> [Task brief] Copy every line of the entries that includes the word "Disciplina".

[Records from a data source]
++++

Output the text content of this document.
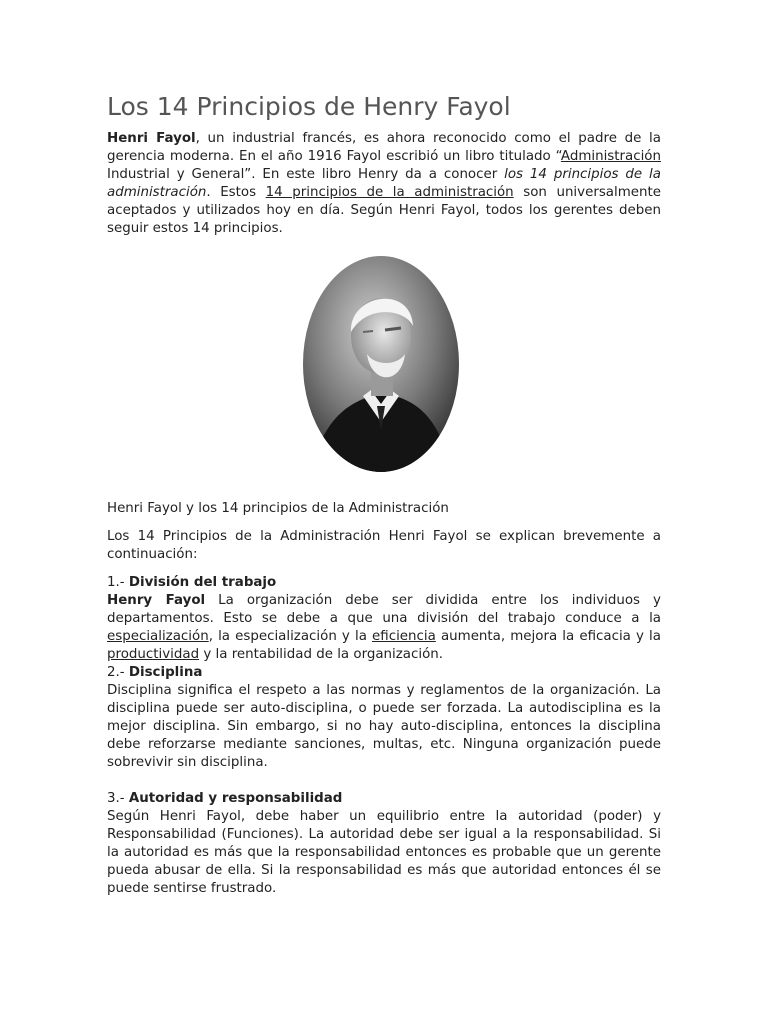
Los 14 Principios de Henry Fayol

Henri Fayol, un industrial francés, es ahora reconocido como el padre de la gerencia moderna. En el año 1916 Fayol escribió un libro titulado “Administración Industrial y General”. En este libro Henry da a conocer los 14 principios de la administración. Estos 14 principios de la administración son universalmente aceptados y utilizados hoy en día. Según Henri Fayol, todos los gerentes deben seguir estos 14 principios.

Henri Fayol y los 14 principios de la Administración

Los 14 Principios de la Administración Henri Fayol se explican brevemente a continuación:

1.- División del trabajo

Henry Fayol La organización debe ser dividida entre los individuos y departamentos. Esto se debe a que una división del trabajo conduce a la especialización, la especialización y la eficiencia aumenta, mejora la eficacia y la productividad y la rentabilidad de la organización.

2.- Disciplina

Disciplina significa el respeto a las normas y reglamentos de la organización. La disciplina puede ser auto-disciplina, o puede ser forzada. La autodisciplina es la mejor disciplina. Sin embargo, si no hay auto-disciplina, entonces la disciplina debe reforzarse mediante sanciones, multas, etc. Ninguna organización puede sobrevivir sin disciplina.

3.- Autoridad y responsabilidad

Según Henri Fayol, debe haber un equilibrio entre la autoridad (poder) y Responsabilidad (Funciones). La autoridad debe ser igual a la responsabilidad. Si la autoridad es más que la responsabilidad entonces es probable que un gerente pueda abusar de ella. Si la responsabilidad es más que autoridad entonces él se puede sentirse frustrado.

++++

> [Right answer]
2.- Disciplina
Disciplina significa el respeto a las normas y reglamentos de la organización. La disciplina puede ser auto-disciplina, o puede ser forzada. La autodisciplina es la mejor disciplina. Sin embargo, si no hay auto-disciplina, entonces la disciplina debe reforzarse mediante sanciones, multas, etc. Ninguna organización puede sobrevivir sin disciplina.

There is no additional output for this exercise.